What to do: Pick out the lines below that contain the string "JSON" and copy them all.

— BEGIN Source data —

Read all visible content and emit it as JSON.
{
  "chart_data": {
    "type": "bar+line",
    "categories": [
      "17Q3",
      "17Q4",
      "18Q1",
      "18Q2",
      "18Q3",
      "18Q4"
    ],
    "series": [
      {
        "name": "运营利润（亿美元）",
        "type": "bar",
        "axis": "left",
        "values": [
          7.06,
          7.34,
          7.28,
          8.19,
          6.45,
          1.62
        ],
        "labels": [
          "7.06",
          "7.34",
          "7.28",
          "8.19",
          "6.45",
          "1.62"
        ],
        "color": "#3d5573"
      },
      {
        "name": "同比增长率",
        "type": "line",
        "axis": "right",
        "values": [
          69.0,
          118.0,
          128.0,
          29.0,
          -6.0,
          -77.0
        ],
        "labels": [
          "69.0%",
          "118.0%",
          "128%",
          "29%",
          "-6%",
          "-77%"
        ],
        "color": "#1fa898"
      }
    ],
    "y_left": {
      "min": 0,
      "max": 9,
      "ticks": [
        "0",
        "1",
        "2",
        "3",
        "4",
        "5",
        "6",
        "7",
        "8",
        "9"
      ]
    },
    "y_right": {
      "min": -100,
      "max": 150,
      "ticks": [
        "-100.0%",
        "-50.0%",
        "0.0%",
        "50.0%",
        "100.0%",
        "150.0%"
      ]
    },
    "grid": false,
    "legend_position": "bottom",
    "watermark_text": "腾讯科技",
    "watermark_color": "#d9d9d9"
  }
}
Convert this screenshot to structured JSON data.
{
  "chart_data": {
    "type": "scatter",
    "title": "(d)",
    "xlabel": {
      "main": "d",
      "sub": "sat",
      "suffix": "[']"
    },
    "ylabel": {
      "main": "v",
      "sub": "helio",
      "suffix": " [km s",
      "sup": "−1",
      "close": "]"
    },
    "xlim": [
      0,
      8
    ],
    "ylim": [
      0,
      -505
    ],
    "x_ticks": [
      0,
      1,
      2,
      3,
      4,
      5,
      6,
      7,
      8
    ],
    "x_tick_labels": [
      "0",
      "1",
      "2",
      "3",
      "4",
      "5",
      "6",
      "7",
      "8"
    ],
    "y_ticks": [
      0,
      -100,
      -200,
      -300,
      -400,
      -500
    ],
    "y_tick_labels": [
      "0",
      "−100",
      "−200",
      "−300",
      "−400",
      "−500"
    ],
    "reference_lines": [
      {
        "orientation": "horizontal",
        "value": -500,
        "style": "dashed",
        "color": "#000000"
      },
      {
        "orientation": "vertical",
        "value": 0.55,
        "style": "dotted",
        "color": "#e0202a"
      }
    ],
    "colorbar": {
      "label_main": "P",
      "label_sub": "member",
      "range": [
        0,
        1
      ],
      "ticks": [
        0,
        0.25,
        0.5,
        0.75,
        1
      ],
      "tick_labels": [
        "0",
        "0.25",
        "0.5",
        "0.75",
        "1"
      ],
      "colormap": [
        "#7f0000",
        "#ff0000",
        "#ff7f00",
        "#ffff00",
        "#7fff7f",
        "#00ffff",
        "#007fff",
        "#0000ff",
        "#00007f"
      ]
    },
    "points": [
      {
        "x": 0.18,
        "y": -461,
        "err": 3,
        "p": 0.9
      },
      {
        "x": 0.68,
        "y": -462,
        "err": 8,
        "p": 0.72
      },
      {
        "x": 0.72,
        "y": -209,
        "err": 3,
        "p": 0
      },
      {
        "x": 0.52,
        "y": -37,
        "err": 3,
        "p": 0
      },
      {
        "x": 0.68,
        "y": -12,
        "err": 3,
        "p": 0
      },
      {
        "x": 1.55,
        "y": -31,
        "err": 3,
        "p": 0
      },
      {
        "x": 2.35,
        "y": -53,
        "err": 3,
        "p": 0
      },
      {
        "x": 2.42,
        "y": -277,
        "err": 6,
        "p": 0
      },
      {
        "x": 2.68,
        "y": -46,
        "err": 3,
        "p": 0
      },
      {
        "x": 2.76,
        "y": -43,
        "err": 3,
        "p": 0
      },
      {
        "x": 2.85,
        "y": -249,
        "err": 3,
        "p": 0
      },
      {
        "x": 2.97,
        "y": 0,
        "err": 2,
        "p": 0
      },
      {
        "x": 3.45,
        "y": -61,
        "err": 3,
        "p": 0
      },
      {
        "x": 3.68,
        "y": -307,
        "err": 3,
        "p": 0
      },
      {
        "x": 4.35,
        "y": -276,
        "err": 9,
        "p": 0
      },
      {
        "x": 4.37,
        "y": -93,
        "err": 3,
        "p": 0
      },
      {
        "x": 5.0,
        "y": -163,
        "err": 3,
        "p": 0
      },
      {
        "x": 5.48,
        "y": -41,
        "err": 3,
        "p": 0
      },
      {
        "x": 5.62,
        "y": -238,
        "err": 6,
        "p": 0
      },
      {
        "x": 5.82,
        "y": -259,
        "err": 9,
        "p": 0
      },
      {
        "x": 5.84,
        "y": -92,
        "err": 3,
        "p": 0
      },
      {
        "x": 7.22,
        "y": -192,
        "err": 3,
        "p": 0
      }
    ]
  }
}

— END Source data —

Answer to the problem:
Read all visible content and emit it as JSON.
Convert this screenshot to structured JSON data.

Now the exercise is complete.